I know very little about creating and maintaining a healthful exercise regiment. But I know some people who do. And these people talk about two things incessantly: (1) In January, the gymnasium is annoyingly full of new-year-new-me types who will be gone by February; and (2) you gotta get your reps in.

Reps, of course, being an abbreviation of the word repetition, a derivation of the word “repeat,” based on the Latin word repetere, which translates to either “to seek again” or “to attack again” (depending on how philosophical or bellicose the Romans were feeling, I guess).

And if we’re going to extend this into a strained analogy about the LSAT, you should be getting tons of reps with your LSAT studies. But this shouldn’t just mean mindlessly doing a series of questions, one after the other, with the pale hope of making improvements.

Instead, you should be repeating yourself — reviewing and re-doing past Logical Reasoning questions, Reading Comp passages, and games in order to seek insights into those questions to help you attack them again with more aplomb. Maybe you did a logic game without doing scenarios, but you got stumped on some of the questions and the whole thing took a little too long? Try it again, this time with scenarios, to see if that helps you out. Or maybe you did a game with scenarios, and the scenarios helped you answer the questions, but it took way too long to finish? Try it again, this time without scenarios.

By repeating yourself, you’ll figure out the best approach to those questions, and you’ll be better able to go straight to that approach on the test day. Getting your reps in 2018 will only make you stronger.

Eat More Vegetables

Other than the periods when I lived in the boujee parts of LA, most people I’ve known have expressed a real aversion to eating vegetables. In my hometown of San Diego, for instance, people survive mostly on a diet of craft beer and California burritos, as though their childhood prejudice against broccoli calcified into an adult eating habit. These stubborn people need to make New Year’s resolutions to eat more healthfully.

The only other place I routinely see such an obstinate unwillingness to do what is healthy and good is in my LSAT students’ aversion to practicing Reading Comp. Which is understandable. These passages aren’t exactly the breeziest reads. But by ignoring Reading Comp, these students basically surrender any chance of getting better on a section that accounts for about 27% of their final scores.

So resolve to buck that trend in 2018. Eat your vegetables Do your Reading Comp. Start by doing two Reading Comp passages every day. This is eminently manageable. Develop a good system of tagging the passage that will reveal the structure of the argument in the passage. Try to identify the author’s attitude towards the topics and the arguments. Practice finding the commonly used rhetorical devices, like causal statements and examples, that will help you answer questions. Then bump that up three passages a day once you start getting a little better. Then bump it up to four. Then start doing the passages timed, giving yourself 35 minutes to complete all four.
● ● ●
*WRITTEN PROBLEM A:*
Reproduce the passage of the LSAT study piece starting with "Reps, of course, being" and going on through "feeling, I guess).", word for word.
*WRITTEN PROBLEM B:*
Write out the lines of the layout region records below verbatim, starting with the first line of the records and going on through the line with "x-axis-tick-label: 09:20: [70, 497, 100, 509]", including both.

(Layout region records)
● ● ●
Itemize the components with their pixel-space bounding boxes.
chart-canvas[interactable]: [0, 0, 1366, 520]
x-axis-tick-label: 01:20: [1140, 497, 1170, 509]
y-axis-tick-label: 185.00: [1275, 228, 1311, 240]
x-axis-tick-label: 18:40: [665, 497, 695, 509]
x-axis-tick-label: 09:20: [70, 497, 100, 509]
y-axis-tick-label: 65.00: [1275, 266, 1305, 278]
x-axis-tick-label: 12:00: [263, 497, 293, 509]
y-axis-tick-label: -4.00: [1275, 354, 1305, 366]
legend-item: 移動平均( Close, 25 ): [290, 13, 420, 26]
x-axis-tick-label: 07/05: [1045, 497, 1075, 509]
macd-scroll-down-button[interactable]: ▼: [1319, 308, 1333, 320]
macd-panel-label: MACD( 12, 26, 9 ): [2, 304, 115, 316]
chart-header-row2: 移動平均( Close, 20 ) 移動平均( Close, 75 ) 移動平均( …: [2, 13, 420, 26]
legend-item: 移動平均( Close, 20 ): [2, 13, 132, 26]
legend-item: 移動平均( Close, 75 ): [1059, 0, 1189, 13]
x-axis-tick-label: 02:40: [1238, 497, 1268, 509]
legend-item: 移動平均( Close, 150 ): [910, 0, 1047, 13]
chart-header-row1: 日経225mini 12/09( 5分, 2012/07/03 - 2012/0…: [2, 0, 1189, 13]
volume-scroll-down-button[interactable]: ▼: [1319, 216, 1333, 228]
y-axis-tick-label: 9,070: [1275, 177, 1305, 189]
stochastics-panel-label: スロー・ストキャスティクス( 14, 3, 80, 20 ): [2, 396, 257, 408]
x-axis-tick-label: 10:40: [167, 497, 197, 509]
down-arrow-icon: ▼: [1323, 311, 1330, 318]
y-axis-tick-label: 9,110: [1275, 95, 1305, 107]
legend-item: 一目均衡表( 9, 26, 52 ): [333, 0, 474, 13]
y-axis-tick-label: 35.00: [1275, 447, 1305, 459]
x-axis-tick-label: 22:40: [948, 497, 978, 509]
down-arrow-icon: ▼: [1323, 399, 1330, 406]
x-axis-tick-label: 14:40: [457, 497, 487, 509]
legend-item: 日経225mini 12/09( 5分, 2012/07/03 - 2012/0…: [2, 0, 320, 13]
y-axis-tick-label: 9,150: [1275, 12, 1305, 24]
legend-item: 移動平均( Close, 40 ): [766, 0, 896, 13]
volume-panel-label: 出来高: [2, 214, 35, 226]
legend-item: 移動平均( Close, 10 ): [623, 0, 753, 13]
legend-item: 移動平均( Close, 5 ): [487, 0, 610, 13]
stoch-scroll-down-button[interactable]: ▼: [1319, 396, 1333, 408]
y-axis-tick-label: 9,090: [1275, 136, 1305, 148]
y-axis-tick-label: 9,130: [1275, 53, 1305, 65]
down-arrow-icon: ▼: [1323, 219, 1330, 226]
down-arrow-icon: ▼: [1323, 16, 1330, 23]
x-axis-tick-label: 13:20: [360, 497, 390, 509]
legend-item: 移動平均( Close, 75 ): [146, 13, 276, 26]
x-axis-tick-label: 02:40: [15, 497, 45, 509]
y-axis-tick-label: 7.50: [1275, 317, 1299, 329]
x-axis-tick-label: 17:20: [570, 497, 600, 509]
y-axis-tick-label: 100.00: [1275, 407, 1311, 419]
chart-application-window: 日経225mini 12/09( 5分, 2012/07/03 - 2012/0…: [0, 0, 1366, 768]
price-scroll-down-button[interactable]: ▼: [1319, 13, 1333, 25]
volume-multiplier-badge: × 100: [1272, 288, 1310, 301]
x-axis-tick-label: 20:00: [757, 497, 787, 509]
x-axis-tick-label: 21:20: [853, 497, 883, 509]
● ● ●
*EXERCISE RESPONSE A:*
Reps, of course, being an abbreviation of the word repetition, a derivation of the word “repeat,” based on the Latin word repetere, which translates to either “to seek again” or “to attack again” (depending on how philosophical or bellicose the Romans were feeling, I guess).

*EXERCISE RESPONSE B:*
Itemize the components with their pixel-space bounding boxes.
chart-canvas[interactable]: [0, 0, 1366, 520]
x-axis-tick-label: 01:20: [1140, 497, 1170, 509]
y-axis-tick-label: 185.00: [1275, 228, 1311, 240]
x-axis-tick-label: 18:40: [665, 497, 695, 509]
x-axis-tick-label: 09:20: [70, 497, 100, 509]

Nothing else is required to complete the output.